The task: Using the listing beneath this task, count the lines with the word "maler" and write only the result.
+ + + +
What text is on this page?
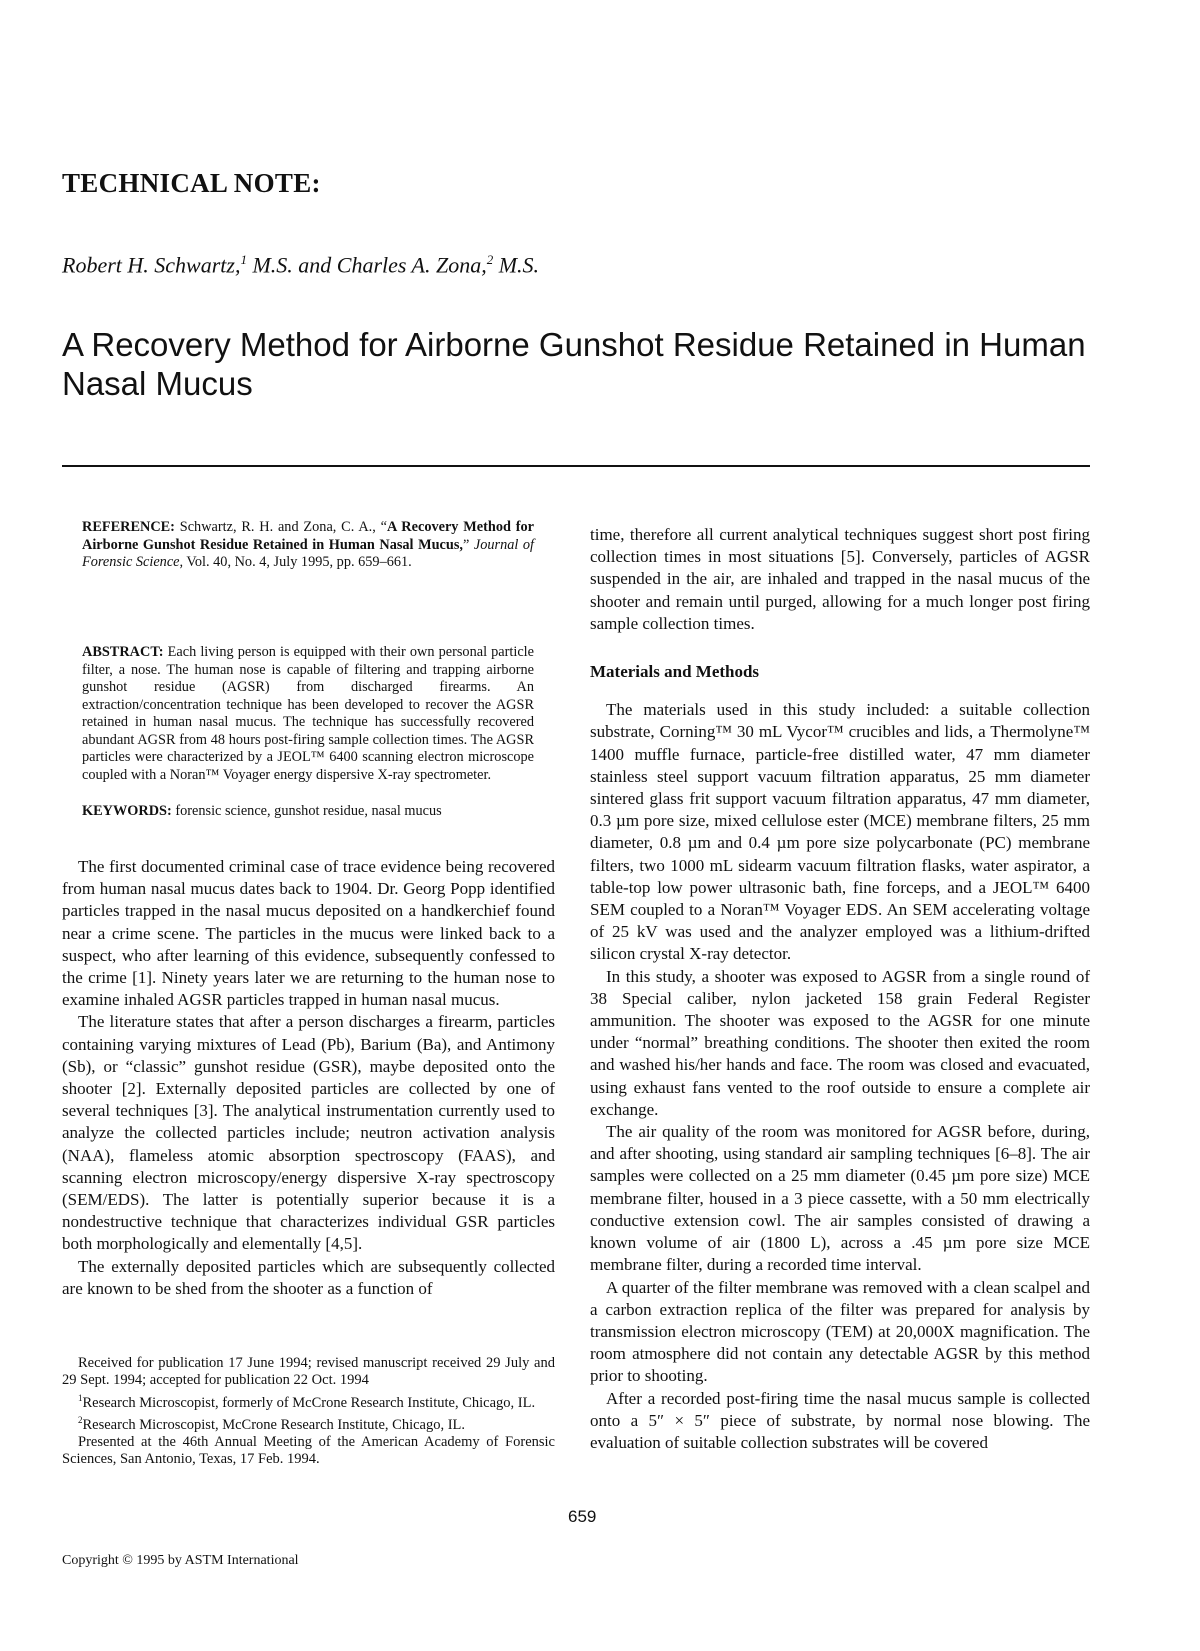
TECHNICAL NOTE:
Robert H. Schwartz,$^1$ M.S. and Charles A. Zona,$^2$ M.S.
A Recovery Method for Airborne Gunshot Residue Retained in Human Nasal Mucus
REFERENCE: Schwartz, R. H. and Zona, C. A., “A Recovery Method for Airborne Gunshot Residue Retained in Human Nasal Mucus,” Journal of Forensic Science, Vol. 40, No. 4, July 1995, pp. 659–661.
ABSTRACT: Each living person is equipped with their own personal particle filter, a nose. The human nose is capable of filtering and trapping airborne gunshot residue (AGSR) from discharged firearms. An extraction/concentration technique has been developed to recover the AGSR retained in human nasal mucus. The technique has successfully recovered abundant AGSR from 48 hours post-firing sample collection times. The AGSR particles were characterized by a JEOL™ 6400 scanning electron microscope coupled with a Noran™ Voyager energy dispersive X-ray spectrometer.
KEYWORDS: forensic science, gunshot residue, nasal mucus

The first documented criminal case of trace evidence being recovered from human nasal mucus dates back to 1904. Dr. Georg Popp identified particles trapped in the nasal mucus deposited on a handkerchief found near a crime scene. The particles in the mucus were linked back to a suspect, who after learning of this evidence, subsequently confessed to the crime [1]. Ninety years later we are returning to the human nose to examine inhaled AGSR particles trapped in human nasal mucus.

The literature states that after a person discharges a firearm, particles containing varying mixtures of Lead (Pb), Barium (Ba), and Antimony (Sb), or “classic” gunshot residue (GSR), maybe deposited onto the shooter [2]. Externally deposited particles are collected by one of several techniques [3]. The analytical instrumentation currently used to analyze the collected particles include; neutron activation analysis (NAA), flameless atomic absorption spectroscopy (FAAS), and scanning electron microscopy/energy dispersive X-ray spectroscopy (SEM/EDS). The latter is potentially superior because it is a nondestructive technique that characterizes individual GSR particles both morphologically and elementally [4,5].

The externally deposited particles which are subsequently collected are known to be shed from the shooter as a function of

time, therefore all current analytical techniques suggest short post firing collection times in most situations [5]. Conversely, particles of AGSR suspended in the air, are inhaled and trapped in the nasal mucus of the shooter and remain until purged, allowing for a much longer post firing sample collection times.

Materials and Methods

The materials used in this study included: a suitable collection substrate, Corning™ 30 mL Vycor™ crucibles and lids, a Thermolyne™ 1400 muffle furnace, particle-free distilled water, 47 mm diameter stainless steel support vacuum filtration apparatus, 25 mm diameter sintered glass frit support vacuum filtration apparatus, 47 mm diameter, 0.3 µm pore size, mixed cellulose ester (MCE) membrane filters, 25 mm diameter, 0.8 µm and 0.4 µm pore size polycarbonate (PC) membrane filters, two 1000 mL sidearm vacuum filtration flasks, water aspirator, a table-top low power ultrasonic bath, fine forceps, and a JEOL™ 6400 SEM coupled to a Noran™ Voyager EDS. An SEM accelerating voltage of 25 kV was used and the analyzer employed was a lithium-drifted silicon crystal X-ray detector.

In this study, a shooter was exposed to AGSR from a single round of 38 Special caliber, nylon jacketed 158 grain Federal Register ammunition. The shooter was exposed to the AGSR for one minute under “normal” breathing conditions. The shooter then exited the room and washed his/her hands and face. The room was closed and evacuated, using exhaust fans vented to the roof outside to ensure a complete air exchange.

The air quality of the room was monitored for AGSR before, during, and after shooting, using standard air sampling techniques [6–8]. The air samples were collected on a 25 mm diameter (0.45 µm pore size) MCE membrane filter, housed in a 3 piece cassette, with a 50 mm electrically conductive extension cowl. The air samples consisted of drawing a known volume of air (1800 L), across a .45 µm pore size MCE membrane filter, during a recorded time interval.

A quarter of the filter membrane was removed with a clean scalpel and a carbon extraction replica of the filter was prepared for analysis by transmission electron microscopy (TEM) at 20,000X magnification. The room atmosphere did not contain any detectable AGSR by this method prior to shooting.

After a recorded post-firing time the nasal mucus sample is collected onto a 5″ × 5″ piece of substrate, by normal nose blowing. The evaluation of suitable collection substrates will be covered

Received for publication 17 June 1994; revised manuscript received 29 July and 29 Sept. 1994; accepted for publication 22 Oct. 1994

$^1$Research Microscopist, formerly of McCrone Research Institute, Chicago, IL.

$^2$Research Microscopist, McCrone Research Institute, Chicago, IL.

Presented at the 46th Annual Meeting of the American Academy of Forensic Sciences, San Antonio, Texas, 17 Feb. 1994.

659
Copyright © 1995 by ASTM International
+ + + +
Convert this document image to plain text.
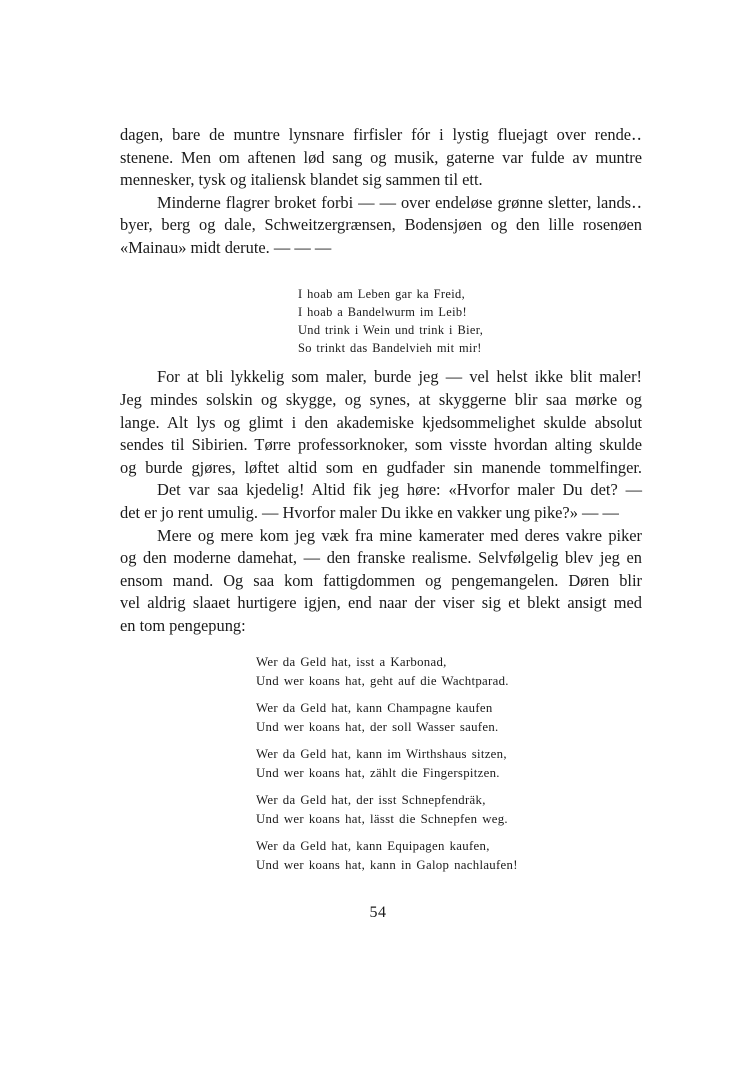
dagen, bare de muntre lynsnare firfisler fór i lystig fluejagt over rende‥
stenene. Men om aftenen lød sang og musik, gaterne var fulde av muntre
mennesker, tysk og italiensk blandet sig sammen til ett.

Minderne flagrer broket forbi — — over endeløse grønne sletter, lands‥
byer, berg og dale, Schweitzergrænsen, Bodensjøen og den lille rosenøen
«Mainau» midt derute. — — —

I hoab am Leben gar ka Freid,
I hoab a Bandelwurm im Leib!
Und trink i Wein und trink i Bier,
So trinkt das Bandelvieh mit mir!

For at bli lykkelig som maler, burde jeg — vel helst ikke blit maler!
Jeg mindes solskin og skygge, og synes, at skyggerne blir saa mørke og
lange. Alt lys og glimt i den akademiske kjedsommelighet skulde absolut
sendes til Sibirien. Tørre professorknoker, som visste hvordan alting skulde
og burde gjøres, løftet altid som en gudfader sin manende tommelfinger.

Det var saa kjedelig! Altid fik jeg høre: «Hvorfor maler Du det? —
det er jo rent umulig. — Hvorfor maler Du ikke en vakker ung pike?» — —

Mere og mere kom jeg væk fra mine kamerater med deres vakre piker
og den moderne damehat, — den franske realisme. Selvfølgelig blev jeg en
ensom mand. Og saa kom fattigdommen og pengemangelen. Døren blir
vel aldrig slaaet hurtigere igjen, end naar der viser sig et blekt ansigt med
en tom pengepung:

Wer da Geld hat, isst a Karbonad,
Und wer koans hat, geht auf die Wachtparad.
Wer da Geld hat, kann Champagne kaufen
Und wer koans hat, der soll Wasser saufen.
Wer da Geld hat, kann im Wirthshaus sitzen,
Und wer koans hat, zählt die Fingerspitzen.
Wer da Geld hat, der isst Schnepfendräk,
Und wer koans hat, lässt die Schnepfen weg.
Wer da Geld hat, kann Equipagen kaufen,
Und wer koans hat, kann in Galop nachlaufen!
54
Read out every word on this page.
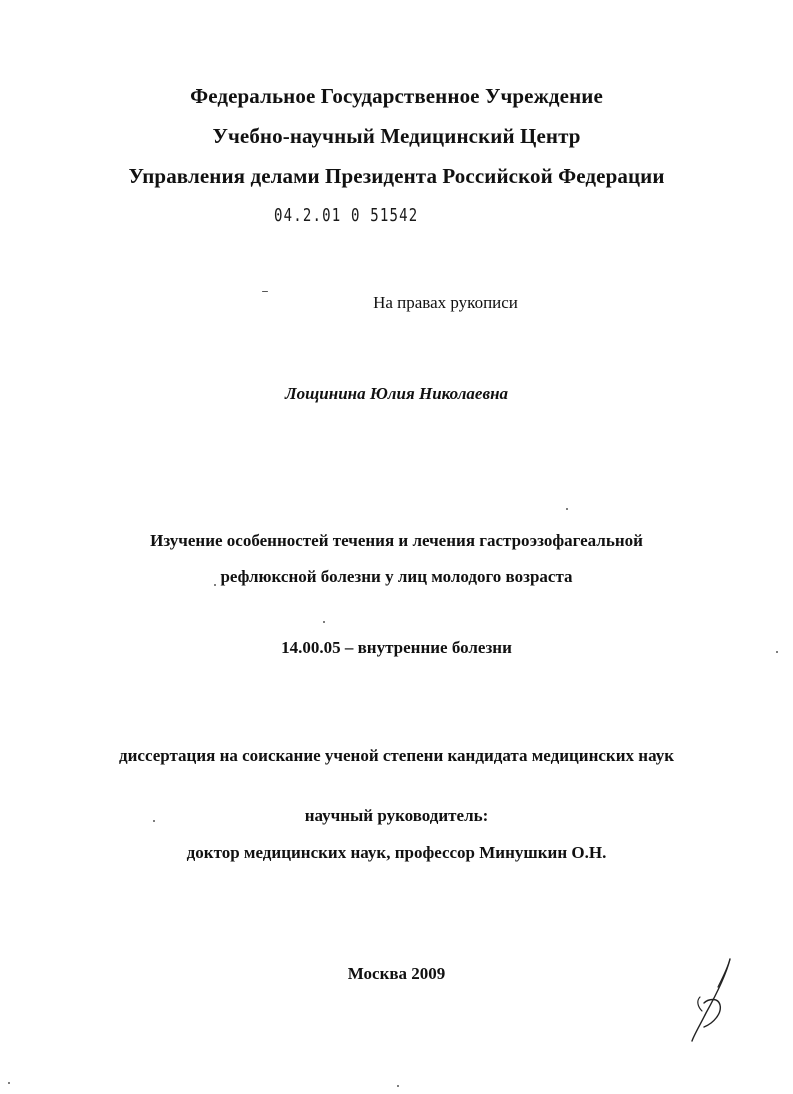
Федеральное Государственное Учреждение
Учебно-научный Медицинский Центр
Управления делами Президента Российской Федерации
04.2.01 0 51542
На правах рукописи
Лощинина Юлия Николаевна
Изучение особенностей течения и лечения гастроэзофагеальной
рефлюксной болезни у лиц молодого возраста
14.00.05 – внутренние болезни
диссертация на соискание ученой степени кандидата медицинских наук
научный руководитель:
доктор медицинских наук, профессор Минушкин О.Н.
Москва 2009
+ + + +
Complete answer: 3